__Work to be completed__. Copy the data from the line that contains "OCR this image." to its last line, exactly, including both of those lines and leaving out everything before.

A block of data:
+ + + + +

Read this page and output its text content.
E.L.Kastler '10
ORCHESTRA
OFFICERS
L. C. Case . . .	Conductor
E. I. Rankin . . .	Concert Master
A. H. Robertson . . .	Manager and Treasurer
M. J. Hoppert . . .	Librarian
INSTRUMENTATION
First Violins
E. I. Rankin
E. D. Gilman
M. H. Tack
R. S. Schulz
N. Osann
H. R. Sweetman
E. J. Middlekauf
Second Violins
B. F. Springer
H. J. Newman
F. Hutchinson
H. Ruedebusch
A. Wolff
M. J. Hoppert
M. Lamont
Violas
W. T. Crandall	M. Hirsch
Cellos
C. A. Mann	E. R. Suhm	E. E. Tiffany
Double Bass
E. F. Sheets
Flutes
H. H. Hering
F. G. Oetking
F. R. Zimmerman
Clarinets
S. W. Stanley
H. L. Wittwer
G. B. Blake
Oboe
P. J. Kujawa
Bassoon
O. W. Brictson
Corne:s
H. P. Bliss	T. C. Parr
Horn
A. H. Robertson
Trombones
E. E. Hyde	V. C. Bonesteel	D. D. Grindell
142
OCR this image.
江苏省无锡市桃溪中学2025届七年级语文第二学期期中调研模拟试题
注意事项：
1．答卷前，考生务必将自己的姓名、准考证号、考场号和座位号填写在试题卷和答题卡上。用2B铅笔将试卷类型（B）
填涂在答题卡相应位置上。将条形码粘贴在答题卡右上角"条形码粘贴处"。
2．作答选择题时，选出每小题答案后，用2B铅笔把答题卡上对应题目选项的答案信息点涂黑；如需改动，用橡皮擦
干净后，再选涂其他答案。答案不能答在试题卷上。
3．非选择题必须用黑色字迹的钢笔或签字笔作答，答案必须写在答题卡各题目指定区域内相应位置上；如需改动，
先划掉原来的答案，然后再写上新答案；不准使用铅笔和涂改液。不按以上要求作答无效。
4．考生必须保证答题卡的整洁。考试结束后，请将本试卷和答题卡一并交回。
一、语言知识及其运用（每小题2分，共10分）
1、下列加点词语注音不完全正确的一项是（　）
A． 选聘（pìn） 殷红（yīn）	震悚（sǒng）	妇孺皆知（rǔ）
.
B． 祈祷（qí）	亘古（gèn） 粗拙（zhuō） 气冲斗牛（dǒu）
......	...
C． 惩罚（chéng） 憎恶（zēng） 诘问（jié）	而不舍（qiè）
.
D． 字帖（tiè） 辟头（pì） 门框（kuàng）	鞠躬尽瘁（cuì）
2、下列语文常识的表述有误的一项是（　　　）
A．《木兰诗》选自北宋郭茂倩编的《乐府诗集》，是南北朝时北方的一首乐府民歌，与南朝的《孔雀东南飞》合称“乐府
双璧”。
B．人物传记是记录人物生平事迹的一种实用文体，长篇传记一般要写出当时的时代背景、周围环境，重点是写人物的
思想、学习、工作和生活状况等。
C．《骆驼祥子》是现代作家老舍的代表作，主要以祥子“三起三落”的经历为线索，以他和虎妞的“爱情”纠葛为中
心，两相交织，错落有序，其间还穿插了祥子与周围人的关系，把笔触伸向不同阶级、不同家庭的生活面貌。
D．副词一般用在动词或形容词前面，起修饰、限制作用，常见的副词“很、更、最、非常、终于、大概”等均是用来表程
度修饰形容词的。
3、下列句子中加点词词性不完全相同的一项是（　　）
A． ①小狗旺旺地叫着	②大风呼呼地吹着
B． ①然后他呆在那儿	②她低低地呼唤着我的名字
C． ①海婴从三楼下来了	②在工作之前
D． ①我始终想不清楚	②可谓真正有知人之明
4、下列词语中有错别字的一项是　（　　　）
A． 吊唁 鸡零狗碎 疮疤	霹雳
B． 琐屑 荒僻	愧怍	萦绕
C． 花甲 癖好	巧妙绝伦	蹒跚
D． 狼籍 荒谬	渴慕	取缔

+ + + + +

__Written response__.
OCR this image.
江苏省无锡市桃溪中学2025届七年级语文第二学期期中调研模拟试题
注意事项：
1．答卷前，考生务必将自己的姓名、准考证号、考场号和座位号填写在试题卷和答题卡上。用2B铅笔将试卷类型（B）
填涂在答题卡相应位置上。将条形码粘贴在答题卡右上角"条形码粘贴处"。
2．作答选择题时，选出每小题答案后，用2B铅笔把答题卡上对应题目选项的答案信息点涂黑；如需改动，用橡皮擦
干净后，再选涂其他答案。答案不能答在试题卷上。
3．非选择题必须用黑色字迹的钢笔或签字笔作答，答案必须写在答题卡各题目指定区域内相应位置上；如需改动，
先划掉原来的答案，然后再写上新答案；不准使用铅笔和涂改液。不按以上要求作答无效。
4．考生必须保证答题卡的整洁。考试结束后，请将本试卷和答题卡一并交回。
一、语言知识及其运用（每小题2分，共10分）
1、下列加点词语注音不完全正确的一项是（　）
A． 选聘（pìn） 殷红（yīn）	震悚（sǒng）	妇孺皆知（rǔ）
.
B． 祈祷（qí）	亘古（gèn） 粗拙（zhuō） 气冲斗牛（dǒu）
......	...
C． 惩罚（chéng） 憎恶（zēng） 诘问（jié）	而不舍（qiè）
.
D． 字帖（tiè） 辟头（pì） 门框（kuàng）	鞠躬尽瘁（cuì）
2、下列语文常识的表述有误的一项是（　　　）
A．《木兰诗》选自北宋郭茂倩编的《乐府诗集》，是南北朝时北方的一首乐府民歌，与南朝的《孔雀东南飞》合称“乐府
双璧”。
B．人物传记是记录人物生平事迹的一种实用文体，长篇传记一般要写出当时的时代背景、周围环境，重点是写人物的
思想、学习、工作和生活状况等。
C．《骆驼祥子》是现代作家老舍的代表作，主要以祥子“三起三落”的经历为线索，以他和虎妞的“爱情”纠葛为中
心，两相交织，错落有序，其间还穿插了祥子与周围人的关系，把笔触伸向不同阶级、不同家庭的生活面貌。
D．副词一般用在动词或形容词前面，起修饰、限制作用，常见的副词“很、更、最、非常、终于、大概”等均是用来表程
度修饰形容词的。
3、下列句子中加点词词性不完全相同的一项是（　　）
A． ①小狗旺旺地叫着	②大风呼呼地吹着
B． ①然后他呆在那儿	②她低低地呼唤着我的名字
C． ①海婴从三楼下来了	②在工作之前
D． ①我始终想不清楚	②可谓真正有知人之明
4、下列词语中有错别字的一项是　（　　　）
A． 吊唁 鸡零狗碎 疮疤	霹雳
B． 琐屑 荒僻	愧怍	萦绕
C． 花甲 癖好	巧妙绝伦	蹒跚
D． 狼籍 荒谬	渴慕	取缔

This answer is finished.